**EXCERPT PROVIDED**
┄┄┄┄┄┄┄┄┄┄┄┄┄┄┄┄┄┄┄┄
Casual workers offload bags of fertiliser from a truck at the port of Kisumu on January 31. FILE PHOTO | NMG

Casual workers offload bags of fertiliser from a truck at the port of Kisumu on January 31. FILE PHOTO | NMG 

As Kenyans celebrate Labour Day tomorrow, uncertainty over job security looms as more companies plan to reduce staff in the next six months, citing an unfavourable business environment.

Decline in credit extended to goods makers also points to lean times for the Kenyan worker. Lenders are citing the law putting a ceiling on interest rates as the reason they are opting for government paper (debt securities that are issued or guaranteed by State).

Financial, manufacturing, agriculture and transport sectors are expected to be hard hit due to disruptive technologies arising from advances in Information Technology (IT), completion of the Standard Gauge Railway (SGR) and harsh weather conditions.

With the new railway expected to drive a number of trucks off the roads, there are fears that a number of people will find themselves jobless.

Experts in financial and manufacturing sectors have also been criticising Parliament for passing the interest rate capping law.

However, Central Bank of Kenya (CBK) is currently conducting a study on the law and its impact on the economy with the outcome expected next month.

The survey follows concerns of slow growth in credit advance following the enactment of the law in September last year.

“That study is meant to assist lawmakers to make a decision on whether that law should remain or whether it is affecting the economy and whether it should be changed,” said CBK chairman Mohammed Nyaoga in Nairobi at a meeting hosted by Creditinfo Credit Bureau for bank executives.

Banks have warned that they will divert more funds to Treasury Bills and other investments in the forex market rather than lending to traditional borrowers as they consider government debt less risky and more profitable.

CBK data shows that private sector credit growth fell to 4.3 per cent in December last year compared to more than 17 per cent in 2015.
┄┄┄┄┄┄┄┄┄┄┄┄┄┄┄┄┄┄┄┄
**MATERIAL TO PROCESS**
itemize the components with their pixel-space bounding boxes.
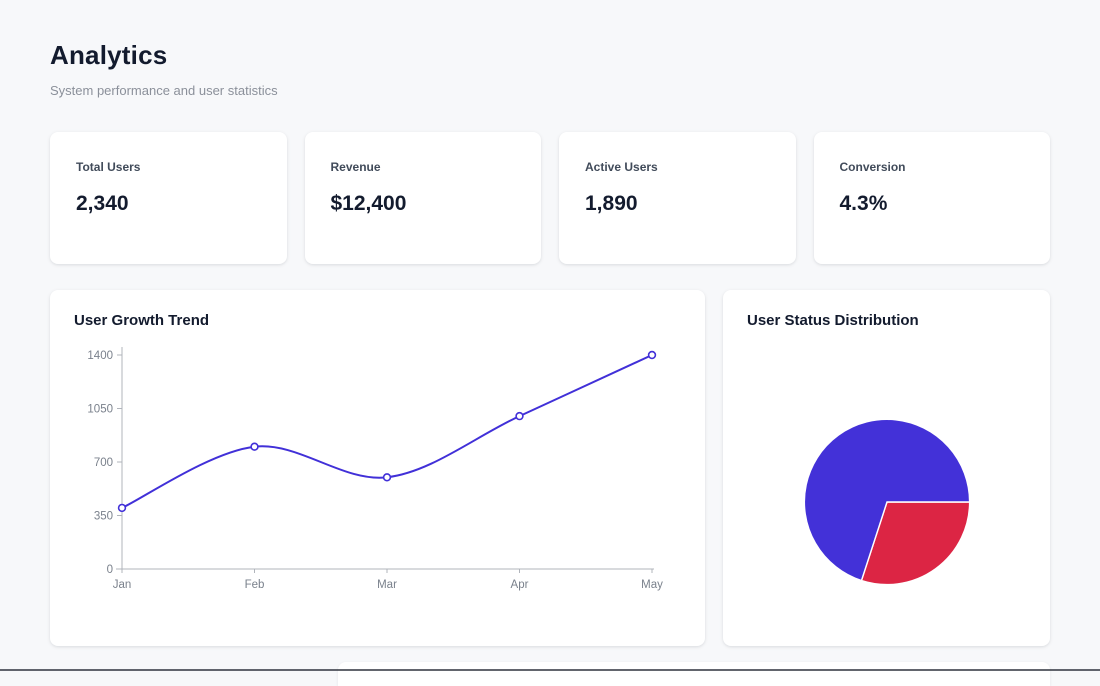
charts-row: User Growth Trend 0 350 700 1050 1400 Jan Feb M… — [50, 290, 1050, 646]
page-title: Analytics — [50, 40, 168, 70]
line-chart-title: User Growth Trend — [74, 312, 210, 329]
stat-label: Revenue — [330, 160, 381, 174]
line-chart: 0 350 700 1050 1400 Jan Feb Mar Apr May — [74, 341, 681, 608]
stat-value: 2,340 — [76, 192, 129, 215]
svg-text:Mar: Mar — [377, 579, 397, 591]
stat-label: Active Users — [585, 160, 658, 174]
stat-card-conversion: Conversion 4.3% — [813, 132, 1050, 264]
pie-slice-blue-segment — [803, 418, 970, 582]
stat-value: $12,400 — [330, 192, 407, 215]
line-chart-card: User Growth Trend 0 350 700 1050 1400 Jan Feb M… — [50, 290, 705, 646]
svg-text:350: 350 — [94, 511, 113, 523]
stat-card-total-users: Total Users 2,340 — [50, 132, 287, 264]
svg-text:Jan: Jan — [113, 579, 132, 591]
svg-text:Apr: Apr — [511, 579, 529, 591]
stat-label: Total Users — [76, 160, 141, 174]
partial-card-below-fold — [338, 662, 1050, 686]
stat-value: 1,890 — [585, 192, 638, 215]
pie-slice-red-segment — [860, 501, 970, 586]
window-bottom-edge — [0, 669, 1100, 671]
svg-text:May: May — [641, 579, 663, 591]
analytics-page: Analytics System performance and user st… — [50, 40, 1050, 646]
stat-label: Conversion — [839, 160, 906, 174]
pie-chart — [747, 407, 1026, 597]
svg-text:1050: 1050 — [87, 404, 113, 416]
svg-text:700: 700 — [94, 457, 113, 469]
stat-value: 4.3% — [839, 192, 888, 215]
svg-text:0: 0 — [107, 564, 113, 576]
stats-row: Total Users 2,340 Revenue $12,400 Active… — [50, 132, 1050, 264]
stat-card-revenue: Revenue $12,400 — [304, 132, 541, 264]
pie-chart-title: User Status Distribution — [747, 312, 919, 329]
svg-text:Feb: Feb — [245, 579, 265, 591]
pie-chart-card: User Status Distribution — [723, 290, 1050, 646]
svg-text:1400: 1400 — [87, 350, 113, 362]
stat-card-active-users: Active Users 1,890 — [559, 132, 796, 264]
page-header: Analytics System performance and user st… — [50, 40, 1050, 98]
page-subtitle: System performance and user statistics — [50, 83, 278, 98]
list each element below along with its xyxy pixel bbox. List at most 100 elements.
┄┄┄┄┄┄┄┄┄┄┄┄┄┄┄┄┄┄┄┄
**WRITTEN INSTRUCTION 1**
Copy out the records word for word, starting with the line that contains "charts-row: User Growth" and going on through the line that contains "svg-text:350: 350 — [94, 511, 113, 523]".
**WRITTEN INSTRUCTION 2**
Resume the article on job insecurity in Kenya after its final sentence.
The records are unrelated to the text.

**FINAL RESULT 1**
charts-row: User Growth Trend 0 350 700 1050 1400 Jan Feb M… — [50, 290, 1050, 646]
page-title: Analytics — [50, 40, 168, 70]
line-chart-title: User Growth Trend — [74, 312, 210, 329]
stat-label: Revenue — [330, 160, 381, 174]
line-chart: 0 350 700 1050 1400 Jan Feb Mar Apr May — [74, 341, 681, 608]
stat-value: 2,340 — [76, 192, 129, 215]
svg-text:Mar: Mar — [377, 579, 397, 591]
stat-label: Active Users — [585, 160, 658, 174]
stat-card-conversion: Conversion 4.3% — [813, 132, 1050, 264]
pie-slice-blue-segment — [803, 418, 970, 582]
stat-value: $12,400 — [330, 192, 407, 215]
line-chart-card: User Growth Trend 0 350 700 1050 1400 Jan Feb M… — [50, 290, 705, 646]
svg-text:350: 350 — [94, 511, 113, 523]

**FINAL RESULT 2**
And the Economic Survey 2017 report by Kenya National Bureau of Statistics (KNBS) indicates that loans advanced to manufacturing sector by industrial financial institutions and commercial banksshrank for the first time in five years by 4.6 per cent.

From the report, total loans advanced decreased from Sh290.9 billion in 2015 to Sh277.4 billion last year. Commercial banks advanced Sh289.727 billion in 2015 compared to Sh276.359 billion last year.

In 2015 there were 251 approved projects compared to 365 last year, mainly due to the rise in the number of micro and small enterprises financed by Kenya Industrial Estates (KIE).

The financing of projects approved by industrial financial institutions decreased by 4.6 per cent from Sh1.135 million in 2015 to Sh1.083 million in 2016.

Industrial Development Bank (IDB) Capital Ltd approved Sh129.8 million last year compared to Sh252 million the previous year.

“The loans advanced to manufacturing projects in 2016 were for expansion of existing projects and one start-up,” the Economic Survey 2017 states.

Development Bank of Kenya (DBK) approved six manufacturing projects in food, textiles, plastics and polythene bags activities.

The value of the approved projects reduced from Sh341 million in 2015 to Sh292.3 million last year.

The Industrial and Commercial Development Corporation (ICDC) approved loans and equity worth Sh495.6 million for four manufacturing projects.

The Kenya Investment Authority approved 43 manufacturing projects worth Sh11.1 billion last year, a reduction from 48 projects worth Sh8.8 billion approved in the previous year.

In the transport sector, KNBS data shows that registration of lorries/trucks declined by 30.1 per cent from 13,785 units in 2015 to 9,632 units last year.

“Similarly, new registration of buses and coaches decreased by 24.6 per cent from 2,342 units to 1,765 units during the review period,” Economic Survey 2017 says.

Few matatus

The number of newly registered trailers fell by 27.6 per cent to 2,829 units while those of other vehicles reduced by 35.8 per cent from 2,522 units to 1,618 units during the review period.

In addition, newly registered mini buses/matatus dropped by 10.7 per cent from 581 units in 2015 to 519 units last year.

From the above, indications are that less and less jobs are going to be created going forward.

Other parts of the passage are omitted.